## The task
Render every entry exactly as it appears.

====

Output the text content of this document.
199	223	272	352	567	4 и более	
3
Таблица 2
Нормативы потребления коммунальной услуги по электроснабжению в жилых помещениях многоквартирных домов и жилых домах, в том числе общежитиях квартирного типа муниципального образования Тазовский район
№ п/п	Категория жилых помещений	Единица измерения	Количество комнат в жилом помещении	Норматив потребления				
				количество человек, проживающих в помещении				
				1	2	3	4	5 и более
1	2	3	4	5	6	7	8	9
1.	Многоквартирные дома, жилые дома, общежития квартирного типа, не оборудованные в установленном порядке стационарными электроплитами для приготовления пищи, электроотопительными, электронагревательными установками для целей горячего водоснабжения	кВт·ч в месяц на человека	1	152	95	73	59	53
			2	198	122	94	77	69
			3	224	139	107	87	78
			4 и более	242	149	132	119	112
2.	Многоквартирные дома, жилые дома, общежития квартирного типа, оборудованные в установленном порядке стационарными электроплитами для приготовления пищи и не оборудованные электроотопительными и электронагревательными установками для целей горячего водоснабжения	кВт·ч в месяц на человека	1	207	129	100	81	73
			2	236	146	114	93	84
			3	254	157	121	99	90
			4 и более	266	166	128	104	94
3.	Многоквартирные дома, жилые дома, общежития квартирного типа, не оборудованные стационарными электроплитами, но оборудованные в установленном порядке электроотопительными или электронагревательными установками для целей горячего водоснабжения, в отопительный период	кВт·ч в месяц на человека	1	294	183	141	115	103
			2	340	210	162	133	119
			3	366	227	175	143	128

====

## Task solution
Output the text content of this document.
199	223	272	352	567	4 и более	
3
Таблица 2
Нормативы потребления коммунальной услуги по электроснабжению в жилых помещениях многоквартирных домов и жилых домах, в том числе общежитиях квартирного типа муниципального образования Тазовский район
№ п/п	Категория жилых помещений	Единица измерения	Количество комнат в жилом помещении	Норматив потребления				
				количество человек, проживающих в помещении				
				1	2	3	4	5 и более
1	2	3	4	5	6	7	8	9
1.	Многоквартирные дома, жилые дома, общежития квартирного типа, не оборудованные в установленном порядке стационарными электроплитами для приготовления пищи, электроотопительными, электронагревательными установками для целей горячего водоснабжения	кВт·ч в месяц на человека	1	152	95	73	59	53
			2	198	122	94	77	69
			3	224	139	107	87	78
			4 и более	242	149	132	119	112
2.	Многоквартирные дома, жилые дома, общежития квартирного типа, оборудованные в установленном порядке стационарными электроплитами для приготовления пищи и не оборудованные электроотопительными и электронагревательными установками для целей горячего водоснабжения	кВт·ч в месяц на человека	1	207	129	100	81	73
			2	236	146	114	93	84
			3	254	157	121	99	90
			4 и более	266	166	128	104	94
3.	Многоквартирные дома, жилые дома, общежития квартирного типа, не оборудованные стационарными электроплитами, но оборудованные в установленном порядке электроотопительными или электронагревательными установками для целей горячего водоснабжения, в отопительный период	кВт·ч в месяц на человека	1	294	183	141	115	103
			2	340	210	162	133	119
			3	366	227	175	143	128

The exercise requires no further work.